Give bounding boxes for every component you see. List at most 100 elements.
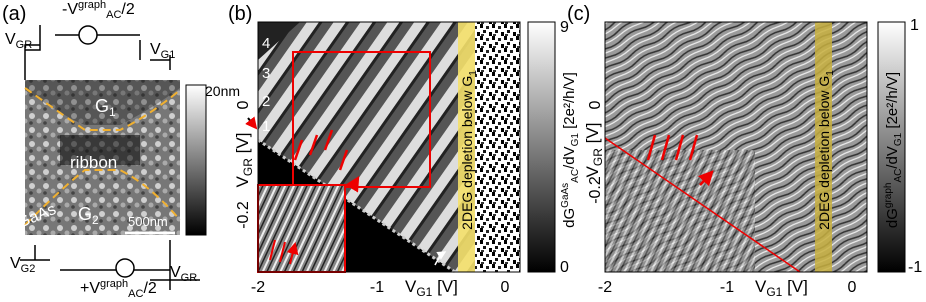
texture [605,150,755,272]
y-tick-label: -0.2 [587,176,604,204]
panel-a [20,25,207,290]
noise-region [475,22,520,272]
text-part: (b) [228,3,252,25]
text-part: V [10,255,21,272]
y-tick-label: -0.2 [235,201,252,229]
text-part: AC [106,9,121,21]
text-part: graph [883,183,894,209]
text-part: 500nm [128,214,168,229]
text-part: -1 [908,259,922,276]
text-part: graph [78,0,106,11]
text-part: 0 [587,100,604,109]
text-part: 3 [262,65,270,82]
text-part: 1 [825,70,836,76]
y-tick-label: 0 [587,100,604,109]
x-tick-label: -2 [598,279,612,296]
text-part: 2 [262,93,270,110]
text-part: -2 [251,279,265,296]
plot-frame [257,21,521,273]
text-part: G1 [893,132,904,146]
text-part: G [95,96,109,116]
depletion-band [815,22,832,272]
colorbar [877,21,906,273]
text-part: [2e²/h/V] [561,72,578,133]
text-part: -1 [720,279,734,296]
text-part: -0.2 [235,201,252,229]
x-tick-label: -1 [370,279,384,296]
colorbar-tick: 1 [910,17,919,34]
text-part: V [755,277,767,296]
level-label: 1 [262,118,270,135]
arrows [646,134,712,185]
text-part: 4 [262,35,270,52]
text-part: -0.2 [587,176,604,204]
panel-b [245,21,556,274]
gate-g1 [25,80,180,125]
text-part: 2DEG depletion below G [816,76,832,230]
text-part: -V [62,1,78,18]
text-part: G1 [570,133,581,147]
text-part: G1 [416,285,432,299]
text-part: [V] [233,133,252,159]
text-part: graph [100,278,128,290]
text-part: 0 [235,100,252,109]
terminal-label: VG2 [10,255,35,275]
text-part: 2DEG depletion below G [459,76,475,230]
ac-source [78,25,98,45]
text-part: G [78,204,92,224]
text-part: dG [884,208,901,228]
text-part: +V [80,280,100,297]
y-tick-label: 0 [235,100,252,109]
panel-label: (c) [567,3,590,25]
text-part: AC [128,288,143,300]
x-tick-label: 0 [501,279,510,296]
panel-label: (a) [2,3,26,25]
x-tick-label: -1 [720,279,734,296]
text-part: (a) [2,3,26,25]
text-part: 2 [92,213,99,227]
colorbar-label: dGgraphAC/dVG1 [2e²/h/V] [883,72,904,228]
text-part: GR [241,158,255,176]
text-part: -2 [598,279,612,296]
edge-line [604,137,801,273]
edge-outline [24,87,181,226]
colorbar [185,84,207,236]
text-part: GR [16,39,33,51]
y-axis-label: VGR [V] [583,123,605,178]
inset-arrows [269,240,295,265]
text-part: G1 [766,285,782,299]
band-annotation: 2DEG depletion below G1 [816,70,836,230]
colorbar-label: 20nm [205,83,240,99]
text-part: 9 [560,19,569,36]
text-part: V [233,175,252,187]
text-part: V [170,264,181,281]
text-part: GR [591,148,605,166]
terminal-label: VGR [170,264,197,284]
band-annotation: 2DEG depletion below G1 [459,70,479,230]
text-part: [V] [432,277,458,296]
text-part: 1 [109,105,116,119]
level-label: 3 [262,65,270,82]
text-part: /dV [884,146,901,169]
colorbar [527,21,556,273]
source-label: +VgraphAC/2 [80,278,157,300]
panel-label: (b) [228,3,252,25]
text-part: [V] [782,277,808,296]
x-tick-label: -2 [251,279,265,296]
text-part: 20nm [205,83,240,99]
plot-frame [604,21,868,273]
y-axis-label: VGR [V] [233,133,255,188]
level-label: 2 [262,93,270,110]
source-label: -VgraphAC/2 [62,0,135,21]
text-part: /2 [143,280,156,297]
text-part: 0 [501,279,510,296]
text-part: dG [561,208,578,228]
text-part: AC [570,169,581,183]
text-part: 1 [910,17,919,34]
circuit-wires [20,25,200,290]
text-part: G1 [161,49,176,61]
ribbon-region [60,135,140,165]
colorbar-tick: 9 [560,19,569,36]
text-part: AC [893,169,904,183]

*-*-*

Please turn the material above, from the line with "texture [605,150,755,272]" to the line with "text-part: graph [78,0,106,11]" (both included), into a Markdown table. Use the columns Row and Line, and skip any blank lines.

Task solution:
| Row | Line |
|---|---|
| 1 | texture [605,150,755,272] |
| 2 | y-tick-label: -0.2 [587,176,604,204] |
| 3 | panel-a [20,25,207,290] |
| 4 | noise-region [475,22,520,272] |
| 5 | text-part: (b) [228,3,252,25] |
| 6 | text-part: V [10,255,21,272] |
| 7 | y-tick-label: -0.2 [235,201,252,229] |
| 8 | text-part: AC [106,9,121,21] |
| 9 | text-part: graph [883,183,894,209] |
| 10 | text-part: 500nm [128,214,168,229] |
| 11 | text-part: -1 [908,259,922,276] |
| 12 | text-part: graph [78,0,106,11] |